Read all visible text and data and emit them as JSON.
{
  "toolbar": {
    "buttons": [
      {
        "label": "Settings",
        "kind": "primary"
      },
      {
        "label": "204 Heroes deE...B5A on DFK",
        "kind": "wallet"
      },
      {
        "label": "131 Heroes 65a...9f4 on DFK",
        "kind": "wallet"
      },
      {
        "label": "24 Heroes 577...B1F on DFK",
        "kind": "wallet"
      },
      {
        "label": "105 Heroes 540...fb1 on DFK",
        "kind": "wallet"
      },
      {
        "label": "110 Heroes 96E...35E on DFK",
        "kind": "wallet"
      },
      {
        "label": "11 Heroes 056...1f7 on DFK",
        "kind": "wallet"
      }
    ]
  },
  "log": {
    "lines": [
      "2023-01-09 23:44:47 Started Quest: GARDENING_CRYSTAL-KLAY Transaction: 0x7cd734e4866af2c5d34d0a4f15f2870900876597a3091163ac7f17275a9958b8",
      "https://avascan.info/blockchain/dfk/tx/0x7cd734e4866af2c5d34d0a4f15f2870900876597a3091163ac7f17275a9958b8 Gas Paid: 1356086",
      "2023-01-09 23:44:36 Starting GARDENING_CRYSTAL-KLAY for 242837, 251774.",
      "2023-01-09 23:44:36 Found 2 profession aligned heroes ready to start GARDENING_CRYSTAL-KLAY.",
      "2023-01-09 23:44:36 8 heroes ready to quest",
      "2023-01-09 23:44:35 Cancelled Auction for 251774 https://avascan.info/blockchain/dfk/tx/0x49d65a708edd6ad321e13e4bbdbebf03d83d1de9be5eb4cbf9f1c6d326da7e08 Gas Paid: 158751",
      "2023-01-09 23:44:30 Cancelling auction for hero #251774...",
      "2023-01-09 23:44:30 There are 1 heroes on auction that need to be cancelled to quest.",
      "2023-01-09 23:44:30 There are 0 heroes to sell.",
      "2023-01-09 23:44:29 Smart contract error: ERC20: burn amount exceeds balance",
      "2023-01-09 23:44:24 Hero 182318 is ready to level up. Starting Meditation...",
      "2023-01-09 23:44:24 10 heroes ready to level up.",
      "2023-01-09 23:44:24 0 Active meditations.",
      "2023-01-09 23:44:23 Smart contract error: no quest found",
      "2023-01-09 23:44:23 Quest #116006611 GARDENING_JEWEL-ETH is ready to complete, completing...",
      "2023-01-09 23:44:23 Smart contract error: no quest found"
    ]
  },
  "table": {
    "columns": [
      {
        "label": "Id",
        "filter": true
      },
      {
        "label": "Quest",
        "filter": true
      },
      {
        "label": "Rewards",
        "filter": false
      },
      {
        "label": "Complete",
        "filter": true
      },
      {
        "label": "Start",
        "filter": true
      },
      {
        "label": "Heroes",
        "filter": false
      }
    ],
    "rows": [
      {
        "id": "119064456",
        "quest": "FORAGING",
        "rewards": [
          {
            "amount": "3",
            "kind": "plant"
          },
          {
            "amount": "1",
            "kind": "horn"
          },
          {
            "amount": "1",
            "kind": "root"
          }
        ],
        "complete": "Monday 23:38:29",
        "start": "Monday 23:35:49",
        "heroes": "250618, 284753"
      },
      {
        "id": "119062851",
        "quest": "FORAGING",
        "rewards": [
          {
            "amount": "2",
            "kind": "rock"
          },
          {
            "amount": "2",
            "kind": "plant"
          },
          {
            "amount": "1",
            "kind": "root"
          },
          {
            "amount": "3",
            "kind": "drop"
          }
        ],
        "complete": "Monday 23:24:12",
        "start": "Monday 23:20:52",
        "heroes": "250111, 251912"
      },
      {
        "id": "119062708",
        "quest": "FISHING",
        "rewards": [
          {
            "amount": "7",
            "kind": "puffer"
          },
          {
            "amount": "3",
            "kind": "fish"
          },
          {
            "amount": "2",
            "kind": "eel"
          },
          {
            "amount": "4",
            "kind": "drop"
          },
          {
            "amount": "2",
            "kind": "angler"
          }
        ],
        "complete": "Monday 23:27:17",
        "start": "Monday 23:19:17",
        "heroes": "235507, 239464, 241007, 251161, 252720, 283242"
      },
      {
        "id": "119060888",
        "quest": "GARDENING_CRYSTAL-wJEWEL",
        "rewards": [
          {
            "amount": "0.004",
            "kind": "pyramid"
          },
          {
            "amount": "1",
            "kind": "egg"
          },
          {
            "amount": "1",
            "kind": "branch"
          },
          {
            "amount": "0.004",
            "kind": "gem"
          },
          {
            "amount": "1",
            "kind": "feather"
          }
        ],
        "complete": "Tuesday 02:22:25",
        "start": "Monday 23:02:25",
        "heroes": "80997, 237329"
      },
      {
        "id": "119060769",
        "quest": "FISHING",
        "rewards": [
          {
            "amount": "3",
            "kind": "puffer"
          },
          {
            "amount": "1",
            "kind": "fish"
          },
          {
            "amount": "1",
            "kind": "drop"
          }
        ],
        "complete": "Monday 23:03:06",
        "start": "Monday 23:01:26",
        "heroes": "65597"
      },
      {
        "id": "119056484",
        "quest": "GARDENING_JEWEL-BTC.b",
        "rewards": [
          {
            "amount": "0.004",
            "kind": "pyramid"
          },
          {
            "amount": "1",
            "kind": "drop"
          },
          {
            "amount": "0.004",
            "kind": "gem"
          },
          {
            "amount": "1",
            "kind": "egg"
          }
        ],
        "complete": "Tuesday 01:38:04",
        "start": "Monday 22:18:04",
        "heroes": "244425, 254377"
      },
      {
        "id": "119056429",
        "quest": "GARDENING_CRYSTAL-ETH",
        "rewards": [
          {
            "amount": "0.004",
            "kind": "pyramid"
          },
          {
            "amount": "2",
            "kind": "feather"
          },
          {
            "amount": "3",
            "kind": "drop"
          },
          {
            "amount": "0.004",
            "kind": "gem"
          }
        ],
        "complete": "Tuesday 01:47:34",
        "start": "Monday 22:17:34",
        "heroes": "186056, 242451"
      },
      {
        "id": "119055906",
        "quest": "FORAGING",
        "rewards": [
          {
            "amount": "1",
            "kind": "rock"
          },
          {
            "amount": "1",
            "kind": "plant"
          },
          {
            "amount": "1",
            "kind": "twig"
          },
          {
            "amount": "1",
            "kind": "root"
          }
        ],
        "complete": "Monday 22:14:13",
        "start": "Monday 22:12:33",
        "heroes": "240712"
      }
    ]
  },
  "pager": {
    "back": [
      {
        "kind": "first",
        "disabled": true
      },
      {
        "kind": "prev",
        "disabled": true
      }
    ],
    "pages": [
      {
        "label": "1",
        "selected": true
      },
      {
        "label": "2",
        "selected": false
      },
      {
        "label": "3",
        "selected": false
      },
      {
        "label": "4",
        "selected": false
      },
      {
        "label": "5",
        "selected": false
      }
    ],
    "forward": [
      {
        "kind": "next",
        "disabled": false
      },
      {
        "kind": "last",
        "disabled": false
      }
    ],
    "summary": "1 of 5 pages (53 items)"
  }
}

----

Short task:
From the data above, show each line that contains "https".

Exercise output:
      "https://avascan.info/blockchain/dfk/tx/0x7cd734e4866af2c5d34d0a4f15f2870900876597a3091163ac7f17275a9958b8 Gas Paid: 1356086",
      "2023-01-09 23:44:35 Cancelled Auction for 251774 https://avascan.info/blockchain/dfk/tx/0x49d65a708edd6ad321e13e4bbdbebf03d83d1de9be5eb4cbf9f1c6d326da7e08 Gas Paid: 158751",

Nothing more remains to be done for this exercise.